▶ TASK PROMPT:
Extract every line that includes the string "through".

#### RECORDS FOR THE TASK

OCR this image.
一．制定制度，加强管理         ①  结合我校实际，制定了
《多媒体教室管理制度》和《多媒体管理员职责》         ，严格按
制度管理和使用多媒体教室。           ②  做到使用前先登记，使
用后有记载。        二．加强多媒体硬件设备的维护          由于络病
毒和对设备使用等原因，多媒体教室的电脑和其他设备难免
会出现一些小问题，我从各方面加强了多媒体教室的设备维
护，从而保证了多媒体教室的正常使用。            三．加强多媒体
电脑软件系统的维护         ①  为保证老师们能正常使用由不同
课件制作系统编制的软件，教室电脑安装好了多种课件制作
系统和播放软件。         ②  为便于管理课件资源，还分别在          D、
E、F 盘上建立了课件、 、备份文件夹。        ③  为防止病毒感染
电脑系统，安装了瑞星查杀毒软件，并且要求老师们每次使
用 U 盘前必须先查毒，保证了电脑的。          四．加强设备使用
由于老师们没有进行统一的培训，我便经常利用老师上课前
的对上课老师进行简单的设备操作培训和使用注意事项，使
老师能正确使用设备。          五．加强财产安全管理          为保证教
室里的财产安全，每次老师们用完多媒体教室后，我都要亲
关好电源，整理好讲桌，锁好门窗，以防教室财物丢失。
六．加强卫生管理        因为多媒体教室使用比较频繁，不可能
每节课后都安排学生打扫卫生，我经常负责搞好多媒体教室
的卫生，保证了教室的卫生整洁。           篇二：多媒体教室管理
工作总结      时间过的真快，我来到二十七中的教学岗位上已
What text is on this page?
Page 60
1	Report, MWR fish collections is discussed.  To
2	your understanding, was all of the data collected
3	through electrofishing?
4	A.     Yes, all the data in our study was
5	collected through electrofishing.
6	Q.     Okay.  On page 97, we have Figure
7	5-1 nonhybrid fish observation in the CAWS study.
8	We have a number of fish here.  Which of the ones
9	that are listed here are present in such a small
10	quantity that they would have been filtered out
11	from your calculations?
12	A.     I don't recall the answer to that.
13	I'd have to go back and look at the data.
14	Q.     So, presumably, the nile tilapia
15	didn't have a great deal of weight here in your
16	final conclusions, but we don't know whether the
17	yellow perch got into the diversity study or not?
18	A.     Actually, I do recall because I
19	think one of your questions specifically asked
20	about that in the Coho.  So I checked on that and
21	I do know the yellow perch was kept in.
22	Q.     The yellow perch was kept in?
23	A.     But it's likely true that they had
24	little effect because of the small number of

########

▶ FULL SOLUTION:
3	through electrofishing?
5	collected through electrofishing.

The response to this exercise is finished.